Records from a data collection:
◆ ◆ ◆ ◆
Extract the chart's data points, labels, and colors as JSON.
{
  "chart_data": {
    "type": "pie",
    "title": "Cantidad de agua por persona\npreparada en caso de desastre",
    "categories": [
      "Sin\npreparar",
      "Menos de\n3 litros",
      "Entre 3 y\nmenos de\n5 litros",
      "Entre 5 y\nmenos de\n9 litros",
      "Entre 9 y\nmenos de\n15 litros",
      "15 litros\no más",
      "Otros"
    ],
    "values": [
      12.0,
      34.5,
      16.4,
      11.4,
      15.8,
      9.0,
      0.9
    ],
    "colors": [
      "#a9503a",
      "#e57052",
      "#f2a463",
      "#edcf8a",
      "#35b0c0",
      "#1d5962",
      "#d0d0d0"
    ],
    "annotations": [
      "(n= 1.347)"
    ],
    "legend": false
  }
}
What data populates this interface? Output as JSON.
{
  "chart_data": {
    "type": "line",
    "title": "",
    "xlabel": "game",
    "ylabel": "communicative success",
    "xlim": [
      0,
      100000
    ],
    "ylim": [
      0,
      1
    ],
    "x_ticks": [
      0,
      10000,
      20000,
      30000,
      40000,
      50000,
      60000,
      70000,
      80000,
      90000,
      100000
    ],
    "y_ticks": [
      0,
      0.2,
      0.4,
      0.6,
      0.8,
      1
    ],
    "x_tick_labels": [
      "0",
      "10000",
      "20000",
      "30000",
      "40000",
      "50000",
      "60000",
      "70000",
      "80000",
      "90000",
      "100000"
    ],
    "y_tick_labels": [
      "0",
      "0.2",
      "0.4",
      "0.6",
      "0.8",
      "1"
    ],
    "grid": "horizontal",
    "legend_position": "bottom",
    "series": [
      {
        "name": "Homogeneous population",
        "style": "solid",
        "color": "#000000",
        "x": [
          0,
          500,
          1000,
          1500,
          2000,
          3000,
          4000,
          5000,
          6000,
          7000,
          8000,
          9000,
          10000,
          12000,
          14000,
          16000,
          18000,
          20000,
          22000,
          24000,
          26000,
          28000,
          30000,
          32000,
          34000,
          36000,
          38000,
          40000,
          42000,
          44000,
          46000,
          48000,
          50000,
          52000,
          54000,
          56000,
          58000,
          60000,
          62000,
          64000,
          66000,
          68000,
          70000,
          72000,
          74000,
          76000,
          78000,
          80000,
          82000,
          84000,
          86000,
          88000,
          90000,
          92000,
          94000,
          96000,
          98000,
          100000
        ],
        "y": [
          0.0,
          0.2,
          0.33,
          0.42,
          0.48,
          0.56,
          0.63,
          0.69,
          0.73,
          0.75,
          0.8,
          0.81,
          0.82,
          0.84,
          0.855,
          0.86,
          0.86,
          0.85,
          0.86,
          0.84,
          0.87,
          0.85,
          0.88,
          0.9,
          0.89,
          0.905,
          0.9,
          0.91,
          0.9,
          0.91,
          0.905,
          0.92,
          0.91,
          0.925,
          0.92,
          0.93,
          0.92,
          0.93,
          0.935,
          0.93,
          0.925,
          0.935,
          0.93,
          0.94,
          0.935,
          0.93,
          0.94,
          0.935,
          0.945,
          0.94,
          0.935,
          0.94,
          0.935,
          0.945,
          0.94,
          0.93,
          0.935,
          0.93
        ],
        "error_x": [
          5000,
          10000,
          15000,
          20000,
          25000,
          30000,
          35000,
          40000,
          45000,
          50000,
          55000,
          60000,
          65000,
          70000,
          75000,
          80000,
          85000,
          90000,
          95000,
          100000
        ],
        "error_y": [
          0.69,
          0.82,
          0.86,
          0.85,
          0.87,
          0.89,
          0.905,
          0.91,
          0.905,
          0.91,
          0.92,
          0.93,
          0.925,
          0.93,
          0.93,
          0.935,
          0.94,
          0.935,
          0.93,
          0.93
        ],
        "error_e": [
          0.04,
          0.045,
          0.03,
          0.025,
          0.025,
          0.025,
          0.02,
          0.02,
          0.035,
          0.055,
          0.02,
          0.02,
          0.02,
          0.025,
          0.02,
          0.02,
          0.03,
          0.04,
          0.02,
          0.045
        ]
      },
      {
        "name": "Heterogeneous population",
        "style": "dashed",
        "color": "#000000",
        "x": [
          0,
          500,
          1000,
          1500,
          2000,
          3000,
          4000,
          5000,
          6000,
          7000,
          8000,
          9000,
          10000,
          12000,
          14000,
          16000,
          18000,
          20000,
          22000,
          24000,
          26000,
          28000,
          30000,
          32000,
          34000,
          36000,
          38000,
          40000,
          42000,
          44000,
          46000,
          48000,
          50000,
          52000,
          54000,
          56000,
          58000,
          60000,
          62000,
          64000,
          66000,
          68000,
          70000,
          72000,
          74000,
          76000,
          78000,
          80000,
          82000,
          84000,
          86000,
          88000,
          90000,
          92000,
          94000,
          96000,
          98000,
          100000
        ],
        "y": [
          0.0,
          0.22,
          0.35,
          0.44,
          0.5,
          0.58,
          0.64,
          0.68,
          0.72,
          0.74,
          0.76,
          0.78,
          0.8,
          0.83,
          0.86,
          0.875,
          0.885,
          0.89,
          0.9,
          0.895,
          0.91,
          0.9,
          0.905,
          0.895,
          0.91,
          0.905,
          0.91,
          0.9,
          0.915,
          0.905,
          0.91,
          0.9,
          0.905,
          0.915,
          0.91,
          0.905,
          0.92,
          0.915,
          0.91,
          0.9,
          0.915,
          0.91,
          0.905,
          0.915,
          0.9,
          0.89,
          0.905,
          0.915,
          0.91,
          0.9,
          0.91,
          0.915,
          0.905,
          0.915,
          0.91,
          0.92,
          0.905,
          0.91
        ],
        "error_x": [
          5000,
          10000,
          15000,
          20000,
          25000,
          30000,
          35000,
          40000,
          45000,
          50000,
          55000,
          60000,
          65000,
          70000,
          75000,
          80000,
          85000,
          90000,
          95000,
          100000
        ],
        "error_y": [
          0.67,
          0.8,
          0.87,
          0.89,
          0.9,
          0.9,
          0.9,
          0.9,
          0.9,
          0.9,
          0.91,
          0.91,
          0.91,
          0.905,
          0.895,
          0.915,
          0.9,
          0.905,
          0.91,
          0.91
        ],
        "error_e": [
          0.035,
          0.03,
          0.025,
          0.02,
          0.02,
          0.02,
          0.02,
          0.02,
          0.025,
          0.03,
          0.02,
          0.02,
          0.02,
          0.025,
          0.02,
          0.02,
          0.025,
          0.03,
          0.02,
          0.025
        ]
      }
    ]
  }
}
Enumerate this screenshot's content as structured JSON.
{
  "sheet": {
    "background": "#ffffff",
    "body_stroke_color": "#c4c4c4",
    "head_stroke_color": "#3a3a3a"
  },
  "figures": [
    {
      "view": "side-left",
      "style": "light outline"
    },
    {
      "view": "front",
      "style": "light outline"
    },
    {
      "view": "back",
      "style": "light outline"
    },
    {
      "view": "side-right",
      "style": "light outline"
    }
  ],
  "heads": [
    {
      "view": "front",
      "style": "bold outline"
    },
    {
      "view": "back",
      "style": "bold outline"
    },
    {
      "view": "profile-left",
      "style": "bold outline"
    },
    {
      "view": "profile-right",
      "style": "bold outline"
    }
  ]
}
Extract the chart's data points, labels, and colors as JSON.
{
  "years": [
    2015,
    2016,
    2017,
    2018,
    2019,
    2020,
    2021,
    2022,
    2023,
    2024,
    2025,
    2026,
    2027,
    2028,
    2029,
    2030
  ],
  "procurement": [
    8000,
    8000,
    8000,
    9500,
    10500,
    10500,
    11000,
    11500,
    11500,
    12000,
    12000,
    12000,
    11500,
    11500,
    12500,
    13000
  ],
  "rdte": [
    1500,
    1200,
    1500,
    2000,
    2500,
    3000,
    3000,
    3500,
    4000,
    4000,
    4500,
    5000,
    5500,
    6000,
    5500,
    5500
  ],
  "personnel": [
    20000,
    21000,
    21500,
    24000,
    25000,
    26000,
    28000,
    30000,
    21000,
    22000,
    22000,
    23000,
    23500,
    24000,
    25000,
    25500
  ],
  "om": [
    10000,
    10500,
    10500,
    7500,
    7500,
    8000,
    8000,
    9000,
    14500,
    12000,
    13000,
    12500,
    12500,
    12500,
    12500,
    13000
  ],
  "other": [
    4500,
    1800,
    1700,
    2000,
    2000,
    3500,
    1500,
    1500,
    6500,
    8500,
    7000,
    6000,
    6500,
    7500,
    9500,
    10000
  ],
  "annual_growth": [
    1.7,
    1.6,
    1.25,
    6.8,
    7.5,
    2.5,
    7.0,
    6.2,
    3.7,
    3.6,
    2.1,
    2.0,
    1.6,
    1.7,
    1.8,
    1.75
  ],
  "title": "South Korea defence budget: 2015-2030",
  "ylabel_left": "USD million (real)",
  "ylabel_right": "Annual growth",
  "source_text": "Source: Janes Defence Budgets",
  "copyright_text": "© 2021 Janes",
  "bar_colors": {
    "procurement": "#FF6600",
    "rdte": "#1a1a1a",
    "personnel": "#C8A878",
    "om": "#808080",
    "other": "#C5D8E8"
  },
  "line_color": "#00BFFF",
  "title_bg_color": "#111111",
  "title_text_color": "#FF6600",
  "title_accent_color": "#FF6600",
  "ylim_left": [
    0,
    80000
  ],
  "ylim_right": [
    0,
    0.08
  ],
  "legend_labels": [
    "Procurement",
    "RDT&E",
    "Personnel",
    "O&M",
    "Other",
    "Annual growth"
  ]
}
◆ ◆ ◆ ◆
WHAT IS EXPECTED
Collect each line containing the string "population".

TASK RESULT
        "name": "Homogeneous population",
        "name": "Heterogeneous population",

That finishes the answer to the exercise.